--- BEGIN Exercise data ---

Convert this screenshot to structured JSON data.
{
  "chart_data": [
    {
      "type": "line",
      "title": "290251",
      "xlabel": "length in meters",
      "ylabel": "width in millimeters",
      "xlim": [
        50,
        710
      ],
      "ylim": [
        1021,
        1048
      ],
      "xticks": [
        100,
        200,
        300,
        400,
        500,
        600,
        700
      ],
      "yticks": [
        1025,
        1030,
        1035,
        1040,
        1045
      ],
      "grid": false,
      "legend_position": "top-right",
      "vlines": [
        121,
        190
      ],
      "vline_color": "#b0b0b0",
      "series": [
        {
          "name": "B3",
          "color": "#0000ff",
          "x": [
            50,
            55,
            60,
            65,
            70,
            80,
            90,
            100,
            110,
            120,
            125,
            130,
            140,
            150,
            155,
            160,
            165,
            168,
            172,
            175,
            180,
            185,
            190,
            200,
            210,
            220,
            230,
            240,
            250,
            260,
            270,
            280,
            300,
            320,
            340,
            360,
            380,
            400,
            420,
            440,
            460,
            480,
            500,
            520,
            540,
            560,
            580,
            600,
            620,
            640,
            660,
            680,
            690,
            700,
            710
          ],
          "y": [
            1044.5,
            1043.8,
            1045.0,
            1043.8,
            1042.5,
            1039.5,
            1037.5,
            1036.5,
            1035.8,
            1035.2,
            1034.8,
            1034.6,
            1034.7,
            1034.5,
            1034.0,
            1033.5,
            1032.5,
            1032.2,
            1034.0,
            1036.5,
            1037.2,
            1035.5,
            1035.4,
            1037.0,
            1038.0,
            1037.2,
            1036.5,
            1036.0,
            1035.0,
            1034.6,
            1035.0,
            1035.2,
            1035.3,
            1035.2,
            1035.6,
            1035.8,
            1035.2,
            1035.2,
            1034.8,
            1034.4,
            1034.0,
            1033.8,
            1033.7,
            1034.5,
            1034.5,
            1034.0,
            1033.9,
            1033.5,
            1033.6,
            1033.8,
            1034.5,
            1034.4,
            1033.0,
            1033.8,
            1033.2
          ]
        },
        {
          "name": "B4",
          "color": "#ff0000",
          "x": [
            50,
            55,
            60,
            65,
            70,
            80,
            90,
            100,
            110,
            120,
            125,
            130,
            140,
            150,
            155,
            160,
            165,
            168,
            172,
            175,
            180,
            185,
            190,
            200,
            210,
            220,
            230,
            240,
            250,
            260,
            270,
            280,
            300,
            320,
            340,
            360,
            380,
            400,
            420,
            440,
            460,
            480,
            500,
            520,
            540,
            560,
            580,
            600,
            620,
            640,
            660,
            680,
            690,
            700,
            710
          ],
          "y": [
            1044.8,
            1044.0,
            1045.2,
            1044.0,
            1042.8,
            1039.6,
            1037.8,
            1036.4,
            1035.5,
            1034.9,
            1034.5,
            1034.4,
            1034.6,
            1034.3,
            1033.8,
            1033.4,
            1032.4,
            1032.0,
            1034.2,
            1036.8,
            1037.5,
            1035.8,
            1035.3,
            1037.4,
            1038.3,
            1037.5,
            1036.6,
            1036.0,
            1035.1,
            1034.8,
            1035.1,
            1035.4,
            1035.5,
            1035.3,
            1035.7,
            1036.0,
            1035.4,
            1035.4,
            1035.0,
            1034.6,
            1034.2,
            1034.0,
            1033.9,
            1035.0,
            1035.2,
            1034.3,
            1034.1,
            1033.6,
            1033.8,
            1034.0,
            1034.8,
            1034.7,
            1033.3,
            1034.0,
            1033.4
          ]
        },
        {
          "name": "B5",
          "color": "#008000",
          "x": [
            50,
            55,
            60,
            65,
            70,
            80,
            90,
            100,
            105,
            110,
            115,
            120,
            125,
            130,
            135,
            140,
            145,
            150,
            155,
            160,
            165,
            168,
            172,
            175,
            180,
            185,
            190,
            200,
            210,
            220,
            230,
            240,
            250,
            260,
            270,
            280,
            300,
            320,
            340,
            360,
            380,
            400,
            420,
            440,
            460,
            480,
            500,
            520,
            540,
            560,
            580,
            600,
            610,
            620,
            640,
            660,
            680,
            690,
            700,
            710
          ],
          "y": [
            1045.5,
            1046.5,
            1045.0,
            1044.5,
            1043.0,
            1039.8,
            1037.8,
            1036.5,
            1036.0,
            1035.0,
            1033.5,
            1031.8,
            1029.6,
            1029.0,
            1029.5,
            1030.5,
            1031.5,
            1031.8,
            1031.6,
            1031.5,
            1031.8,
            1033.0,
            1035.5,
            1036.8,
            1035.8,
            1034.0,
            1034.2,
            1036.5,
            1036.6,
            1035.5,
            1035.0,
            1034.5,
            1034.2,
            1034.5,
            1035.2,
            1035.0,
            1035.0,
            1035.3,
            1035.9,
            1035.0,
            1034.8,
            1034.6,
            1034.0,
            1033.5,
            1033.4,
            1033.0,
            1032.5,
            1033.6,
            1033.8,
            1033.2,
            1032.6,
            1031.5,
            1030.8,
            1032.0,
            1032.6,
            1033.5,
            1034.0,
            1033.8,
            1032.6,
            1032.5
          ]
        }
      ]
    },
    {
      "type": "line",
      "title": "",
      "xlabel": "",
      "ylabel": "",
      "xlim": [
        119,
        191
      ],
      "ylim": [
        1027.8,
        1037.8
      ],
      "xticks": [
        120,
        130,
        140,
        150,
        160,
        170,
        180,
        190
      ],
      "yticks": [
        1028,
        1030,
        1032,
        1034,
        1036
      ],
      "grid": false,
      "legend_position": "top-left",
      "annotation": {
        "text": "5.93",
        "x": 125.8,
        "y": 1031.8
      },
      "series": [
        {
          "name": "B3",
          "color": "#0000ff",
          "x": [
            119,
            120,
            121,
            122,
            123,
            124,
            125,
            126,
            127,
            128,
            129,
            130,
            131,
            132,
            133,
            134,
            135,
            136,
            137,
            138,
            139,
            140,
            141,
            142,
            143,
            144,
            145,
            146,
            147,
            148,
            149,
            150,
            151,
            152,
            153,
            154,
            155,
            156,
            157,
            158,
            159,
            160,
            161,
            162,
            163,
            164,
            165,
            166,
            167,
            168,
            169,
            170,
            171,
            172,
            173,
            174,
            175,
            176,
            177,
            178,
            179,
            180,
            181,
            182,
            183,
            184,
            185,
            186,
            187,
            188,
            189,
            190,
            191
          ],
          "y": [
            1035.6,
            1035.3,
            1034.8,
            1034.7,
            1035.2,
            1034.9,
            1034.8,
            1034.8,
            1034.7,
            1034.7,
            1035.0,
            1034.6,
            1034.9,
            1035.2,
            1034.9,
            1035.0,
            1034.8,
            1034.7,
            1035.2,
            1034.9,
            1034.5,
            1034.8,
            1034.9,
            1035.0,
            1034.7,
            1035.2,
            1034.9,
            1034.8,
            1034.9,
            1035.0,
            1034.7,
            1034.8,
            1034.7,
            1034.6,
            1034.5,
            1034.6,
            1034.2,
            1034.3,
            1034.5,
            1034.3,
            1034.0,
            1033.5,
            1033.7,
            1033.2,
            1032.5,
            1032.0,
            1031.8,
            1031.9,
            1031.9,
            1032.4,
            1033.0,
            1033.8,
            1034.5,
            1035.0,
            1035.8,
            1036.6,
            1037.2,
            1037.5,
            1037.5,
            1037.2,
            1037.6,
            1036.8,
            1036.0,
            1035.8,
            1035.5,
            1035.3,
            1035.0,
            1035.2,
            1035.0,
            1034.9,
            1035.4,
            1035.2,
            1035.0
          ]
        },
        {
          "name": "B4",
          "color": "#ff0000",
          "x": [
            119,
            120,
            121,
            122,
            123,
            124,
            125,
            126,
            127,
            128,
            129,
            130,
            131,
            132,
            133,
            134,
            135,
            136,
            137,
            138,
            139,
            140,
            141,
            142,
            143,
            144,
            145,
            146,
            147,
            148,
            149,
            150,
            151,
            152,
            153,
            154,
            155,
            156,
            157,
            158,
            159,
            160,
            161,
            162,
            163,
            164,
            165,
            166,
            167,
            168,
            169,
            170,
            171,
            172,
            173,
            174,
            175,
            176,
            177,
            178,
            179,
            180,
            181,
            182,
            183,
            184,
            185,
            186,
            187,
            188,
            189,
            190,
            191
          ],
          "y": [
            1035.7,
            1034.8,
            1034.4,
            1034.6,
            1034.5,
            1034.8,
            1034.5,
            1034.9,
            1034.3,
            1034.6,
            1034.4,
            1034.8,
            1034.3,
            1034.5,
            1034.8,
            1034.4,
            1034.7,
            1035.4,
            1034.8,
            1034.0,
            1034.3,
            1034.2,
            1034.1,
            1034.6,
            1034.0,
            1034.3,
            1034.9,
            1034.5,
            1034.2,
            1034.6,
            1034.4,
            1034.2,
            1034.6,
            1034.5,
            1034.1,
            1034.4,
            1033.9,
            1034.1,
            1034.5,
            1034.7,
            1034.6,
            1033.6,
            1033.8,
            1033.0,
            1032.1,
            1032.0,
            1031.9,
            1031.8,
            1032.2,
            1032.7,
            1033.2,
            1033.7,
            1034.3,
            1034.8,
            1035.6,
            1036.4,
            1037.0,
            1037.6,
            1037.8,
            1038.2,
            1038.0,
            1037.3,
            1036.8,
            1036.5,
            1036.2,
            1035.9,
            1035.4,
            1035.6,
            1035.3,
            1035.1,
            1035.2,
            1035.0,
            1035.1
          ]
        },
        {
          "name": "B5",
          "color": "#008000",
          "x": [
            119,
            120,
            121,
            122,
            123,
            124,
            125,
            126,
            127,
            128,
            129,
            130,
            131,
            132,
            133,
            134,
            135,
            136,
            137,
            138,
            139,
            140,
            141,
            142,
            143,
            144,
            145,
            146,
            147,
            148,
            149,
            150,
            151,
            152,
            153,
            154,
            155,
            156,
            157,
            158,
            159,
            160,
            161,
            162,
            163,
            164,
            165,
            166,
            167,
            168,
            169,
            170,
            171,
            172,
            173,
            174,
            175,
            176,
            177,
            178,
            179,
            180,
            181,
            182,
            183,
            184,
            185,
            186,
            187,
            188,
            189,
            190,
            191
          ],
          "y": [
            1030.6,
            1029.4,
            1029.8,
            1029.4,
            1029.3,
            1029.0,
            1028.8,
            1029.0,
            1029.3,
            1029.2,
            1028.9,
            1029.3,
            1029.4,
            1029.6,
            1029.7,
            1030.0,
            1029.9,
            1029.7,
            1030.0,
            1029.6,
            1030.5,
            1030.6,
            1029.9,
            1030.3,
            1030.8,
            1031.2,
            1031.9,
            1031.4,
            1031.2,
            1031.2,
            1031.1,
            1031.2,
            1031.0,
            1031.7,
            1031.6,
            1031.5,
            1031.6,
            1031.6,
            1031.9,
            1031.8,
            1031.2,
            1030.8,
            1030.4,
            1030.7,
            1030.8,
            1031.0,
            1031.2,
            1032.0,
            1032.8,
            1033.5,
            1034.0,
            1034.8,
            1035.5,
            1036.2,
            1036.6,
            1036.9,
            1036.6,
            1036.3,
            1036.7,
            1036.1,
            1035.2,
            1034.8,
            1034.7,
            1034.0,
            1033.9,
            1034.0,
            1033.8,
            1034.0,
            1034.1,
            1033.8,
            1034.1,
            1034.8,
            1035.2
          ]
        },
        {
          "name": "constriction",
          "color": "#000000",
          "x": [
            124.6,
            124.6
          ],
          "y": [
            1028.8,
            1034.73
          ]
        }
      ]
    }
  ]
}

--- END Exercise data ---

What the task asks: Show the lines from the data above that contain the string "ylabel".

Output:
      "ylabel": "width in millimeters",
      "ylabel": "",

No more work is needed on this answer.